§ **Exercise instructions**
How many lines in this material include the string "возникновения"? Answer with the number and nothing further.

Saved entries
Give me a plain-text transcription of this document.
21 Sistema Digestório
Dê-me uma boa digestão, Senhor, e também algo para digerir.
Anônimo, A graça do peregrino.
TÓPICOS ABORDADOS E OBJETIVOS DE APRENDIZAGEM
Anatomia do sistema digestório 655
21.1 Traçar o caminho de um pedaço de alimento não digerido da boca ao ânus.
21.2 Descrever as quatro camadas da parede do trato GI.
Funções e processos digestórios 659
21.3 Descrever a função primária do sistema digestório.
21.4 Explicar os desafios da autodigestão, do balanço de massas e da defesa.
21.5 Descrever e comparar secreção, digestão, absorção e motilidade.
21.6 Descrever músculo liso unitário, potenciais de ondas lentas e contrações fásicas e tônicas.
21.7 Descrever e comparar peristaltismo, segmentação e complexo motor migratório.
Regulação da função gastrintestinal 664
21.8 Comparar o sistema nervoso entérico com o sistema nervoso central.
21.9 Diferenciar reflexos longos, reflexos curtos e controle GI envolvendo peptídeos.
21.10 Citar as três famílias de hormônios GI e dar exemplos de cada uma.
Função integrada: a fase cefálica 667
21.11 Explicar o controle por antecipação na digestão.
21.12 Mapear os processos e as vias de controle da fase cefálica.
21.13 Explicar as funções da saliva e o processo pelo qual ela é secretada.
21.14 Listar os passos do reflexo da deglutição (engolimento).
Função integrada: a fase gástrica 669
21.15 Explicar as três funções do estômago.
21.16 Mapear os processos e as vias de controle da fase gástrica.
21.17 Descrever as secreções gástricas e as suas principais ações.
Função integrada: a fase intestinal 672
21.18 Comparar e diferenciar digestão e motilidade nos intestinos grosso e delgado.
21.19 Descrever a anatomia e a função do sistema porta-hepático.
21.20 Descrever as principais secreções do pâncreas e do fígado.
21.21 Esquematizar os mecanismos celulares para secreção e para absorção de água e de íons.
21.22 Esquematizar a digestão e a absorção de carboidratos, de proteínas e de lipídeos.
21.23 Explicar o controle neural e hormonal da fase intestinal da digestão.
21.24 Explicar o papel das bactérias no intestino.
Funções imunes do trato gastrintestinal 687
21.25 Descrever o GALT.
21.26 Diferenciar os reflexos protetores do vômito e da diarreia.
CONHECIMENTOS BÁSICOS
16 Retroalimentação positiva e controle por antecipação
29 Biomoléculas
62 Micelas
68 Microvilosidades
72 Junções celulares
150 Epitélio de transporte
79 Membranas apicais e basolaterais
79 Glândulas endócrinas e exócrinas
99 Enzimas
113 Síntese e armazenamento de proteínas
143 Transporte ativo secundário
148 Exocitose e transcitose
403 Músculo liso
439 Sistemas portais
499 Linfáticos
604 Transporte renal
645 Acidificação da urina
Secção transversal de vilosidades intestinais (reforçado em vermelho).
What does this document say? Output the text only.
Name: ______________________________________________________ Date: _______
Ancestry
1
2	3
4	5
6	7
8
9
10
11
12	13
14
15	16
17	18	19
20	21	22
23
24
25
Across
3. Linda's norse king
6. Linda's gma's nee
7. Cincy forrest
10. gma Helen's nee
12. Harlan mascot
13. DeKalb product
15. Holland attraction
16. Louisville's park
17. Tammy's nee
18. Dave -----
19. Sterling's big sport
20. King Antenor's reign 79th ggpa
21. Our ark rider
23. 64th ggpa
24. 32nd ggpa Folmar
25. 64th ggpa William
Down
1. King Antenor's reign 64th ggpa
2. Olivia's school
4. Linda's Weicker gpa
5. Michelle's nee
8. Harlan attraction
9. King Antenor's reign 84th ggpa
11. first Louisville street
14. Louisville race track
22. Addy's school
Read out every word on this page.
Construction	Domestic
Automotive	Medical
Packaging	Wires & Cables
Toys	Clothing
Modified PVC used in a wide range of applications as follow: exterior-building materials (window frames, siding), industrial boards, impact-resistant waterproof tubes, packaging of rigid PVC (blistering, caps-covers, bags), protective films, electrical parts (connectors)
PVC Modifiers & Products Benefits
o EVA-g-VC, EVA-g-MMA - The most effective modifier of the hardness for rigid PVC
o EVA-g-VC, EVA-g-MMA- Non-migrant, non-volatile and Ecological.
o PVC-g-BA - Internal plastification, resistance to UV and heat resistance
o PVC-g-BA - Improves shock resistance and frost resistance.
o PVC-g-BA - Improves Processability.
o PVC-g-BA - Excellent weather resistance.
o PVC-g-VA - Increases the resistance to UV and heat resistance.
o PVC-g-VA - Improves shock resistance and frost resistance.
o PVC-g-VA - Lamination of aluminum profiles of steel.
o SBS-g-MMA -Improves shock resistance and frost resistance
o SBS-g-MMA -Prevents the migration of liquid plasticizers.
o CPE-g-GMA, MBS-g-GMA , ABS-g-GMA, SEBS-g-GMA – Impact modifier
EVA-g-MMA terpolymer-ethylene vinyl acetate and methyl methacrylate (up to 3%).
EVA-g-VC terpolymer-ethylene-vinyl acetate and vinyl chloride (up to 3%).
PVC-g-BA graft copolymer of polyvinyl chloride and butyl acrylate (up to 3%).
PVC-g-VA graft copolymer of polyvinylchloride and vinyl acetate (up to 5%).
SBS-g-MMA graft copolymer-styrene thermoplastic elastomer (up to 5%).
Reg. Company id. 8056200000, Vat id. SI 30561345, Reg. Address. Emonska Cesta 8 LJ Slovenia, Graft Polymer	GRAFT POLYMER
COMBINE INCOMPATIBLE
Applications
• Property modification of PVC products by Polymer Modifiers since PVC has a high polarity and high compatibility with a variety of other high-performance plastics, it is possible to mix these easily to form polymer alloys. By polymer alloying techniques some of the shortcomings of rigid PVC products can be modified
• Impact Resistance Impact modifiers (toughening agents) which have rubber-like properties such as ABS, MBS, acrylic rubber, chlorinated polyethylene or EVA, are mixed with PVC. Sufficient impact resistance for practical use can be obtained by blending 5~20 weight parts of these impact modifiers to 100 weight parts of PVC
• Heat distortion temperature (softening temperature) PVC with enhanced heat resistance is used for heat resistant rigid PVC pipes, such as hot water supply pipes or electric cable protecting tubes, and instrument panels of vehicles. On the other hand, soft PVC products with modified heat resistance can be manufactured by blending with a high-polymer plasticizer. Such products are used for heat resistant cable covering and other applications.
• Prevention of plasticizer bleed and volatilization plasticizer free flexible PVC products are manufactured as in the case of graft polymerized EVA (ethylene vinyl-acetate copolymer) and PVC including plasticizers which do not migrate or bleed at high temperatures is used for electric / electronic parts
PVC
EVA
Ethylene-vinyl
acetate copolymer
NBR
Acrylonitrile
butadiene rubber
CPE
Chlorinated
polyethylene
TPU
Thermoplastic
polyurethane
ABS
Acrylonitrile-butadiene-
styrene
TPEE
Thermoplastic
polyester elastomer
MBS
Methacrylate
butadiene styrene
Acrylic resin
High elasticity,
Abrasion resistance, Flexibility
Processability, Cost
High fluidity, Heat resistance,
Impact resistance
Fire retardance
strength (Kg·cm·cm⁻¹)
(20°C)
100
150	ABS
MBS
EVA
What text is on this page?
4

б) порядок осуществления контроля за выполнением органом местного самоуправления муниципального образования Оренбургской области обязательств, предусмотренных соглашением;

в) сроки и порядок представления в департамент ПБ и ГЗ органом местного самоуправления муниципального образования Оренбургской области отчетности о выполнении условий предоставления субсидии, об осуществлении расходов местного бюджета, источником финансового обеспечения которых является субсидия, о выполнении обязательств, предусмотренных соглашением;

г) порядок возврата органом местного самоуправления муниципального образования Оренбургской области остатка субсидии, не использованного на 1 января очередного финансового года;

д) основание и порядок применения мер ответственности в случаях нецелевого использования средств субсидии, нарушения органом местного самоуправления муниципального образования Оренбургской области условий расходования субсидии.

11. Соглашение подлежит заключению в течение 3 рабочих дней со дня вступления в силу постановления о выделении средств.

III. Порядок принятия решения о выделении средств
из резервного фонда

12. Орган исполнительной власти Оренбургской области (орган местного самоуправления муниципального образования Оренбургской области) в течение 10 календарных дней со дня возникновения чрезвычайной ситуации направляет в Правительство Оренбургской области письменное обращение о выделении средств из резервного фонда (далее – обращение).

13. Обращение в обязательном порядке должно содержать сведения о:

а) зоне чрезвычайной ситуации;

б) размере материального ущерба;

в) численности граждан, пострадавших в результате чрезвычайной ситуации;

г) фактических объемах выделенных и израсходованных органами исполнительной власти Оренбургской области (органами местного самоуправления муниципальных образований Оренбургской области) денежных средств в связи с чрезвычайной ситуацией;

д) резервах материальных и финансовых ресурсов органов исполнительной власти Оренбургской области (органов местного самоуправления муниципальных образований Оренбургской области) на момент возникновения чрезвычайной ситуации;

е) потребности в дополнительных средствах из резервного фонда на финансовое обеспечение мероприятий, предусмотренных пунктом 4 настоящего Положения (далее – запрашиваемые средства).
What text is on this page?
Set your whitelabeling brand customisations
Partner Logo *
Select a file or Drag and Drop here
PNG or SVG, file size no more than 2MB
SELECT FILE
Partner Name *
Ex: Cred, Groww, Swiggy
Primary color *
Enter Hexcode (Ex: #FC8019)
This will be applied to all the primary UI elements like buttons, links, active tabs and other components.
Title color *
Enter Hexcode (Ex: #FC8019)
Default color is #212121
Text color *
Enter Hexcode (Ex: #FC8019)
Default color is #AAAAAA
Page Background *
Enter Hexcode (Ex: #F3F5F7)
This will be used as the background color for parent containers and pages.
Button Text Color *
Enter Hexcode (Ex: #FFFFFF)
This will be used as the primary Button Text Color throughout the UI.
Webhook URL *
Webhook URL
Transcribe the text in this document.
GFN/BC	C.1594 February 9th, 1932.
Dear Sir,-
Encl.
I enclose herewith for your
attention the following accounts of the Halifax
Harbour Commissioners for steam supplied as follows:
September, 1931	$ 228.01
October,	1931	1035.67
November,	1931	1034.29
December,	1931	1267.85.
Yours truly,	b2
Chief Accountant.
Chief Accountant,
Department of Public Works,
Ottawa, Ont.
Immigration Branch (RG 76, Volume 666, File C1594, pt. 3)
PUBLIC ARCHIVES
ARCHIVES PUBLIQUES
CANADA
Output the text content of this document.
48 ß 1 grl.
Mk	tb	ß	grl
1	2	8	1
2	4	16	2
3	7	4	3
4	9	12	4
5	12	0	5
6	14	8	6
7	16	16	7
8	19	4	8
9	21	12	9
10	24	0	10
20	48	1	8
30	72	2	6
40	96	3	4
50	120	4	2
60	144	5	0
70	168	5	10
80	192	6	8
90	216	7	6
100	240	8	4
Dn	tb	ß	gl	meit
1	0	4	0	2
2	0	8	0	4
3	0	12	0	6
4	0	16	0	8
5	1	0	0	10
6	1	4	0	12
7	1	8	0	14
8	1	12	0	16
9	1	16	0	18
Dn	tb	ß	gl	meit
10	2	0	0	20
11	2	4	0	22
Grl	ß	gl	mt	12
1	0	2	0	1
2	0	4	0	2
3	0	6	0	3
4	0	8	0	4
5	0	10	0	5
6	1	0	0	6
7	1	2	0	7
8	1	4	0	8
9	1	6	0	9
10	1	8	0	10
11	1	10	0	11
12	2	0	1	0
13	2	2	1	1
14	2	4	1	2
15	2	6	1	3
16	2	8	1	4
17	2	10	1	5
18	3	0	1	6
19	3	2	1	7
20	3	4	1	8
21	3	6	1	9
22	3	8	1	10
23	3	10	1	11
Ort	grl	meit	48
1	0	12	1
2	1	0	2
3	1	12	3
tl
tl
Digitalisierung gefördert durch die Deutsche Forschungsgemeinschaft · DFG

§ **Written reply**
2